(Dataset entries)
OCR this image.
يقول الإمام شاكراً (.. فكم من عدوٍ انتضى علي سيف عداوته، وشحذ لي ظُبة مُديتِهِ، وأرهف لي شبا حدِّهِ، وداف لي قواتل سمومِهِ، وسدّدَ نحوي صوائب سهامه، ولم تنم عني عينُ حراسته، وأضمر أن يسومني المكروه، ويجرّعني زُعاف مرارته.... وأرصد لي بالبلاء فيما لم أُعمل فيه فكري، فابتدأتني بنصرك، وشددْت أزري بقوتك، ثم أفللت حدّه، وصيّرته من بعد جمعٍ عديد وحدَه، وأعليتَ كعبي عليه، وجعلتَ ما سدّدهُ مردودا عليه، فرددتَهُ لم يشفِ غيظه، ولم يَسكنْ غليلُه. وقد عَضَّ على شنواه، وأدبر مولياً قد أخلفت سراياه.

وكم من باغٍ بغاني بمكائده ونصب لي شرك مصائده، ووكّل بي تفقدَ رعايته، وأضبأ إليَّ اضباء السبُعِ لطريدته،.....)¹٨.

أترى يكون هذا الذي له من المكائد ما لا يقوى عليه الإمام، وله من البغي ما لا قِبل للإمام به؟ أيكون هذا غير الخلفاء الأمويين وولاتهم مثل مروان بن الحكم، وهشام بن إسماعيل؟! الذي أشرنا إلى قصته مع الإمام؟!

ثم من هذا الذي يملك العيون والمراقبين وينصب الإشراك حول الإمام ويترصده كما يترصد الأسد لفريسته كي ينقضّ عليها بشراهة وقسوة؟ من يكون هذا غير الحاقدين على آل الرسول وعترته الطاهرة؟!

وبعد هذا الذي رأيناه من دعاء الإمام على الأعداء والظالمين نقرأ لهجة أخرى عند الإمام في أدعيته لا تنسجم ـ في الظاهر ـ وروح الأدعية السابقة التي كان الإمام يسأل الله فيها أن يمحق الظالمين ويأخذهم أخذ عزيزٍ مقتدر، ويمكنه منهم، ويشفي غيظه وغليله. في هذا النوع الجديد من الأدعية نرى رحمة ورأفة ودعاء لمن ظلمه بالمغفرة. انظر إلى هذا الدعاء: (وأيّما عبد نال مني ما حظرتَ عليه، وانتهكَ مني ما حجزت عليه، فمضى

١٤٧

Task to carry out:
Write out the whole listing again. Match it word for word.

Solution to this exercise:
OCR this image.
يقول الإمام شاكراً (.. فكم من عدوٍ انتضى علي سيف عداوته، وشحذ لي ظُبة مُديتِهِ، وأرهف لي شبا حدِّهِ، وداف لي قواتل سمومِهِ، وسدّدَ نحوي صوائب سهامه، ولم تنم عني عينُ حراسته، وأضمر أن يسومني المكروه، ويجرّعني زُعاف مرارته.... وأرصد لي بالبلاء فيما لم أُعمل فيه فكري، فابتدأتني بنصرك، وشددْت أزري بقوتك، ثم أفللت حدّه، وصيّرته من بعد جمعٍ عديد وحدَه، وأعليتَ كعبي عليه، وجعلتَ ما سدّدهُ مردودا عليه، فرددتَهُ لم يشفِ غيظه، ولم يَسكنْ غليلُه. وقد عَضَّ على شنواه، وأدبر مولياً قد أخلفت سراياه.

وكم من باغٍ بغاني بمكائده ونصب لي شرك مصائده، ووكّل بي تفقدَ رعايته، وأضبأ إليَّ اضباء السبُعِ لطريدته،.....)¹٨.

أترى يكون هذا الذي له من المكائد ما لا يقوى عليه الإمام، وله من البغي ما لا قِبل للإمام به؟ أيكون هذا غير الخلفاء الأمويين وولاتهم مثل مروان بن الحكم، وهشام بن إسماعيل؟! الذي أشرنا إلى قصته مع الإمام؟!

ثم من هذا الذي يملك العيون والمراقبين وينصب الإشراك حول الإمام ويترصده كما يترصد الأسد لفريسته كي ينقضّ عليها بشراهة وقسوة؟ من يكون هذا غير الحاقدين على آل الرسول وعترته الطاهرة؟!

وبعد هذا الذي رأيناه من دعاء الإمام على الأعداء والظالمين نقرأ لهجة أخرى عند الإمام في أدعيته لا تنسجم ـ في الظاهر ـ وروح الأدعية السابقة التي كان الإمام يسأل الله فيها أن يمحق الظالمين ويأخذهم أخذ عزيزٍ مقتدر، ويمكنه منهم، ويشفي غيظه وغليله. في هذا النوع الجديد من الأدعية نرى رحمة ورأفة ودعاء لمن ظلمه بالمغفرة. انظر إلى هذا الدعاء: (وأيّما عبد نال مني ما حظرتَ عليه، وانتهكَ مني ما حجزت عليه، فمضى

١٤٧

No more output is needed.